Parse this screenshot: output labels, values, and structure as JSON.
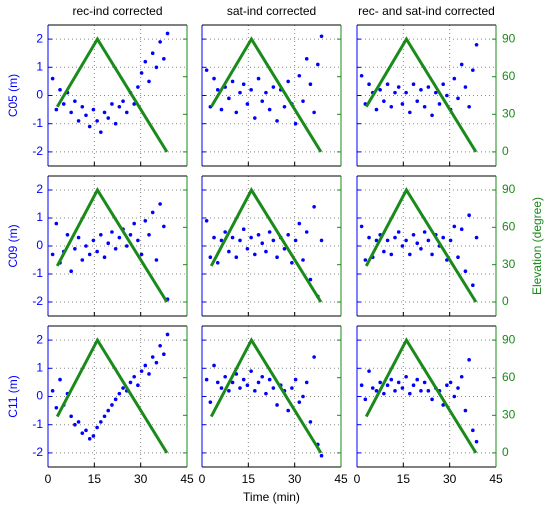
{
  "chart_data": [
    {
      "type": "scatter",
      "title": "rec-ind corrected",
      "ylabel": "C05 (m)",
      "xlim": [
        0,
        45
      ],
      "xticks": [
        0,
        15,
        30,
        45
      ],
      "ylim": [
        -2.5,
        2.5
      ],
      "yticks": [
        -2,
        -1,
        0,
        1,
        2
      ],
      "y2lim": [
        -11.25,
        101.25
      ],
      "y2ticks": [
        0,
        30,
        60,
        90
      ],
      "grid": true,
      "series": [
        {
          "type": "scatter",
          "color": "#0000ff",
          "x": [
            1.5,
            2.7,
            3.9,
            5.1,
            6.3,
            7.5,
            8.7,
            9.9,
            11.1,
            12.3,
            13.5,
            14.7,
            15.9,
            17.1,
            18.3,
            19.5,
            20.7,
            21.9,
            23.1,
            24.3,
            25.5,
            26.7,
            27.9,
            29.1,
            30.3,
            31.5,
            32.7,
            33.9,
            35.1,
            36.3,
            37.5,
            38.7
          ],
          "values": [
            0.6,
            -0.5,
            0.2,
            -0.3,
            0.1,
            -0.6,
            -0.2,
            -0.9,
            -0.4,
            -0.7,
            -1.1,
            -0.5,
            -0.9,
            -1.3,
            -0.6,
            -0.8,
            -0.3,
            -1.0,
            -0.4,
            -0.2,
            -0.6,
            0.1,
            -0.3,
            0.3,
            0.8,
            1.2,
            0.5,
            1.5,
            1.0,
            1.9,
            1.3,
            2.2
          ]
        },
        {
          "type": "line",
          "color": "#1a8a1a",
          "axis": "y2",
          "x": [
            3,
            16,
            38.5
          ],
          "values": [
            36,
            90,
            0
          ]
        }
      ]
    },
    {
      "type": "scatter",
      "title": "sat-ind corrected",
      "xlim": [
        0,
        45
      ],
      "xticks": [
        0,
        15,
        30,
        45
      ],
      "ylim": [
        -2.5,
        2.5
      ],
      "yticks": [
        -2,
        -1,
        0,
        1,
        2
      ],
      "y2lim": [
        -11.25,
        101.25
      ],
      "y2ticks": [
        0,
        30,
        60,
        90
      ],
      "grid": true,
      "series": [
        {
          "type": "scatter",
          "color": "#0000ff",
          "x": [
            1.5,
            2.7,
            3.9,
            5.1,
            6.3,
            7.5,
            8.7,
            9.9,
            11.1,
            12.3,
            13.5,
            14.7,
            15.9,
            17.1,
            18.3,
            19.5,
            20.7,
            21.9,
            23.1,
            24.3,
            25.5,
            26.7,
            27.9,
            29.1,
            30.3,
            31.5,
            32.7,
            33.9,
            35.1,
            36.3,
            37.5,
            38.7
          ],
          "values": [
            0.9,
            -0.4,
            0.6,
            0.2,
            -0.5,
            0.3,
            -0.1,
            0.5,
            -0.6,
            0.1,
            0.4,
            -0.3,
            0.2,
            -0.8,
            0.6,
            -0.2,
            0.1,
            -0.5,
            0.3,
            -0.9,
            0.2,
            -0.4,
            0.5,
            -0.3,
            -1.0,
            0.7,
            -0.2,
            1.3,
            0.4,
            -0.6,
            1.1,
            2.1
          ]
        },
        {
          "type": "line",
          "color": "#1a8a1a",
          "axis": "y2",
          "x": [
            3,
            16,
            38.5
          ],
          "values": [
            36,
            90,
            0
          ]
        }
      ]
    },
    {
      "type": "scatter",
      "title": "rec- and sat-ind corrected",
      "xlim": [
        0,
        45
      ],
      "xticks": [
        0,
        15,
        30,
        45
      ],
      "ylim": [
        -2.5,
        2.5
      ],
      "yticks": [
        -2,
        -1,
        0,
        1,
        2
      ],
      "y2lim": [
        -11.25,
        101.25
      ],
      "y2ticks": [
        0,
        30,
        60,
        90
      ],
      "grid": true,
      "series": [
        {
          "type": "scatter",
          "color": "#0000ff",
          "x": [
            1.5,
            2.7,
            3.9,
            5.1,
            6.3,
            7.5,
            8.7,
            9.9,
            11.1,
            12.3,
            13.5,
            14.7,
            15.9,
            17.1,
            18.3,
            19.5,
            20.7,
            21.9,
            23.1,
            24.3,
            25.5,
            26.7,
            27.9,
            29.1,
            30.3,
            31.5,
            32.7,
            33.9,
            35.1,
            36.3,
            37.5,
            38.7
          ],
          "values": [
            0.7,
            -0.3,
            0.4,
            0.1,
            -0.5,
            0.2,
            -0.2,
            0.4,
            -0.4,
            0.1,
            0.3,
            -0.3,
            0.1,
            -0.6,
            0.4,
            -0.2,
            0.2,
            -0.4,
            0.3,
            -0.7,
            0.1,
            -0.3,
            0.4,
            0.0,
            -0.5,
            0.6,
            -0.1,
            1.1,
            0.3,
            -0.4,
            0.9,
            1.8
          ]
        },
        {
          "type": "line",
          "color": "#1a8a1a",
          "axis": "y2",
          "x": [
            3,
            16,
            38.5
          ],
          "values": [
            36,
            90,
            0
          ]
        }
      ]
    },
    {
      "type": "scatter",
      "ylabel": "C09 (m)",
      "xlim": [
        0,
        45
      ],
      "xticks": [
        0,
        15,
        30,
        45
      ],
      "ylim": [
        -2.5,
        2.5
      ],
      "yticks": [
        -2,
        -1,
        0,
        1,
        2
      ],
      "y2lim": [
        -11.25,
        101.25
      ],
      "y2ticks": [
        0,
        30,
        60,
        90
      ],
      "grid": true,
      "series": [
        {
          "type": "scatter",
          "color": "#0000ff",
          "x": [
            1.5,
            2.7,
            3.9,
            5.1,
            6.3,
            7.5,
            8.7,
            9.9,
            11.1,
            12.3,
            13.5,
            14.7,
            15.9,
            17.1,
            18.3,
            19.5,
            20.7,
            21.9,
            23.1,
            24.3,
            25.5,
            26.7,
            27.9,
            29.1,
            30.3,
            31.5,
            32.7,
            33.9,
            35.1,
            36.3,
            37.5,
            38.7
          ],
          "values": [
            -0.3,
            0.8,
            -0.6,
            -0.2,
            0.4,
            -0.9,
            -0.1,
            0.3,
            -0.5,
            0.0,
            -0.3,
            0.2,
            -0.2,
            0.4,
            -0.4,
            0.1,
            0.5,
            -0.1,
            0.3,
            0.6,
            0.0,
            0.4,
            0.8,
            0.2,
            -0.3,
            0.9,
            0.4,
            1.2,
            -0.5,
            1.5,
            0.7,
            -1.9
          ]
        },
        {
          "type": "line",
          "color": "#1a8a1a",
          "axis": "y2",
          "x": [
            3,
            16,
            38.5
          ],
          "values": [
            29,
            90,
            0
          ]
        }
      ]
    },
    {
      "type": "scatter",
      "xlim": [
        0,
        45
      ],
      "xticks": [
        0,
        15,
        30,
        45
      ],
      "ylim": [
        -2.5,
        2.5
      ],
      "yticks": [
        -2,
        -1,
        0,
        1,
        2
      ],
      "y2lim": [
        -11.25,
        101.25
      ],
      "y2ticks": [
        0,
        30,
        60,
        90
      ],
      "grid": true,
      "series": [
        {
          "type": "scatter",
          "color": "#0000ff",
          "x": [
            1.5,
            2.7,
            3.9,
            5.1,
            6.3,
            7.5,
            8.7,
            9.9,
            11.1,
            12.3,
            13.5,
            14.7,
            15.9,
            17.1,
            18.3,
            19.5,
            20.7,
            21.9,
            23.1,
            24.3,
            25.5,
            26.7,
            27.9,
            29.1,
            30.3,
            31.5,
            32.7,
            33.9,
            35.1,
            36.3,
            37.5,
            38.7
          ],
          "values": [
            0.9,
            -0.4,
            0.3,
            -0.6,
            0.2,
            0.5,
            -0.2,
            0.3,
            -0.4,
            0.2,
            0.6,
            -0.1,
            0.3,
            -0.3,
            0.4,
            0.1,
            -0.2,
            0.5,
            0.2,
            -0.4,
            0.3,
            -0.1,
            0.4,
            -0.6,
            0.2,
            0.8,
            -0.5,
            0.5,
            -1.2,
            1.4,
            -1.8,
            0.2
          ]
        },
        {
          "type": "line",
          "color": "#1a8a1a",
          "axis": "y2",
          "x": [
            3,
            16,
            38.5
          ],
          "values": [
            29,
            90,
            0
          ]
        }
      ]
    },
    {
      "type": "scatter",
      "y2label": "Elevation (degree)",
      "xlim": [
        0,
        45
      ],
      "xticks": [
        0,
        15,
        30,
        45
      ],
      "ylim": [
        -2.5,
        2.5
      ],
      "yticks": [
        -2,
        -1,
        0,
        1,
        2
      ],
      "y2lim": [
        -11.25,
        101.25
      ],
      "y2ticks": [
        0,
        30,
        60,
        90
      ],
      "grid": true,
      "series": [
        {
          "type": "scatter",
          "color": "#0000ff",
          "x": [
            1.5,
            2.7,
            3.9,
            5.1,
            6.3,
            7.5,
            8.7,
            9.9,
            11.1,
            12.3,
            13.5,
            14.7,
            15.9,
            17.1,
            18.3,
            19.5,
            20.7,
            21.9,
            23.1,
            24.3,
            25.5,
            26.7,
            27.9,
            29.1,
            30.3,
            31.5,
            32.7,
            33.9,
            35.1,
            36.3,
            37.5,
            38.7
          ],
          "values": [
            0.7,
            -0.5,
            0.3,
            -0.4,
            0.2,
            0.4,
            -0.2,
            0.2,
            -0.3,
            0.3,
            0.5,
            0.0,
            0.2,
            -0.3,
            0.4,
            0.1,
            -0.1,
            0.5,
            0.2,
            -0.3,
            0.4,
            0.0,
            0.3,
            -0.5,
            0.2,
            0.7,
            -0.4,
            0.6,
            -0.9,
            1.1,
            -1.4,
            0.3
          ]
        },
        {
          "type": "line",
          "color": "#1a8a1a",
          "axis": "y2",
          "x": [
            3,
            16,
            38.5
          ],
          "values": [
            29,
            90,
            0
          ]
        }
      ]
    },
    {
      "type": "scatter",
      "ylabel": "C11 (m)",
      "xlim": [
        0,
        45
      ],
      "xticks": [
        0,
        15,
        30,
        45
      ],
      "ylim": [
        -2.5,
        2.5
      ],
      "yticks": [
        -2,
        -1,
        0,
        1,
        2
      ],
      "y2lim": [
        -11.25,
        101.25
      ],
      "y2ticks": [
        0,
        30,
        60,
        90
      ],
      "grid": true,
      "series": [
        {
          "type": "scatter",
          "color": "#0000ff",
          "x": [
            1.5,
            2.7,
            3.9,
            5.1,
            6.3,
            7.5,
            8.7,
            9.9,
            11.1,
            12.3,
            13.5,
            14.7,
            15.9,
            17.1,
            18.3,
            19.5,
            20.7,
            21.9,
            23.1,
            24.3,
            25.5,
            26.7,
            27.9,
            29.1,
            30.3,
            31.5,
            32.7,
            33.9,
            35.1,
            36.3,
            37.5,
            38.7
          ],
          "values": [
            0.2,
            -0.4,
            0.6,
            -0.3,
            0.1,
            -0.7,
            -1.0,
            -0.9,
            -1.3,
            -1.2,
            -1.5,
            -1.4,
            -1.1,
            -0.9,
            -0.7,
            -0.5,
            -0.3,
            -0.1,
            0.1,
            0.3,
            0.2,
            0.5,
            0.7,
            0.4,
            0.9,
            1.1,
            0.8,
            1.4,
            1.2,
            1.8,
            1.5,
            2.2
          ]
        },
        {
          "type": "line",
          "color": "#1a8a1a",
          "axis": "y2",
          "x": [
            3,
            16,
            38.5
          ],
          "values": [
            29,
            90,
            0
          ]
        }
      ]
    },
    {
      "type": "scatter",
      "xlabel": "Time (min)",
      "xlim": [
        0,
        45
      ],
      "xticks": [
        0,
        15,
        30,
        45
      ],
      "ylim": [
        -2.5,
        2.5
      ],
      "yticks": [
        -2,
        -1,
        0,
        1,
        2
      ],
      "y2lim": [
        -11.25,
        101.25
      ],
      "y2ticks": [
        0,
        30,
        60,
        90
      ],
      "grid": true,
      "series": [
        {
          "type": "scatter",
          "color": "#0000ff",
          "x": [
            1.5,
            2.7,
            3.9,
            5.1,
            6.3,
            7.5,
            8.7,
            9.9,
            11.1,
            12.3,
            13.5,
            14.7,
            15.9,
            17.1,
            18.3,
            19.5,
            20.7,
            21.9,
            23.1,
            24.3,
            25.5,
            26.7,
            27.9,
            29.1,
            30.3,
            31.5,
            32.7,
            33.9,
            35.1,
            36.3,
            37.5,
            38.7
          ],
          "values": [
            0.6,
            -0.2,
            1.1,
            0.5,
            0.3,
            0.7,
            0.2,
            0.5,
            0.8,
            0.3,
            0.6,
            0.4,
            0.9,
            0.2,
            0.5,
            0.7,
            0.1,
            0.6,
            0.3,
            -0.3,
            0.4,
            0.2,
            -0.5,
            0.3,
            0.6,
            -0.2,
            0.0,
            0.5,
            -0.9,
            1.4,
            -1.7,
            -2.1
          ]
        },
        {
          "type": "line",
          "color": "#1a8a1a",
          "axis": "y2",
          "x": [
            3,
            16,
            38.5
          ],
          "values": [
            29,
            90,
            0
          ]
        }
      ]
    },
    {
      "type": "scatter",
      "xlim": [
        0,
        45
      ],
      "xticks": [
        0,
        15,
        30,
        45
      ],
      "ylim": [
        -2.5,
        2.5
      ],
      "yticks": [
        -2,
        -1,
        0,
        1,
        2
      ],
      "y2lim": [
        -11.25,
        101.25
      ],
      "y2ticks": [
        0,
        30,
        60,
        90
      ],
      "grid": true,
      "series": [
        {
          "type": "scatter",
          "color": "#0000ff",
          "x": [
            1.5,
            2.7,
            3.9,
            5.1,
            6.3,
            7.5,
            8.7,
            9.9,
            11.1,
            12.3,
            13.5,
            14.7,
            15.9,
            17.1,
            18.3,
            19.5,
            20.7,
            21.9,
            23.1,
            24.3,
            25.5,
            26.7,
            27.9,
            29.1,
            30.3,
            31.5,
            32.7,
            33.9,
            35.1,
            36.3,
            37.5,
            38.7
          ],
          "values": [
            0.4,
            -0.1,
            0.9,
            0.3,
            0.2,
            0.5,
            0.1,
            0.4,
            0.6,
            0.2,
            0.5,
            0.3,
            0.7,
            0.1,
            0.4,
            0.6,
            0.2,
            0.5,
            0.2,
            -0.1,
            0.3,
            0.2,
            -0.3,
            0.4,
            0.5,
            0.0,
            0.3,
            0.7,
            -0.5,
            1.3,
            -1.2,
            -1.6
          ]
        },
        {
          "type": "line",
          "color": "#1a8a1a",
          "axis": "y2",
          "x": [
            3,
            16,
            38.5
          ],
          "values": [
            29,
            90,
            0
          ]
        }
      ]
    }
  ]
}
┄┄┄┄┄┄┄┄┄┄
Return the lines of the records that include the string "title".

- [Written answer]
      "title": "rec-ind corrected",
      "title": "sat-ind corrected",
      "title": "rec- and sat-ind corrected",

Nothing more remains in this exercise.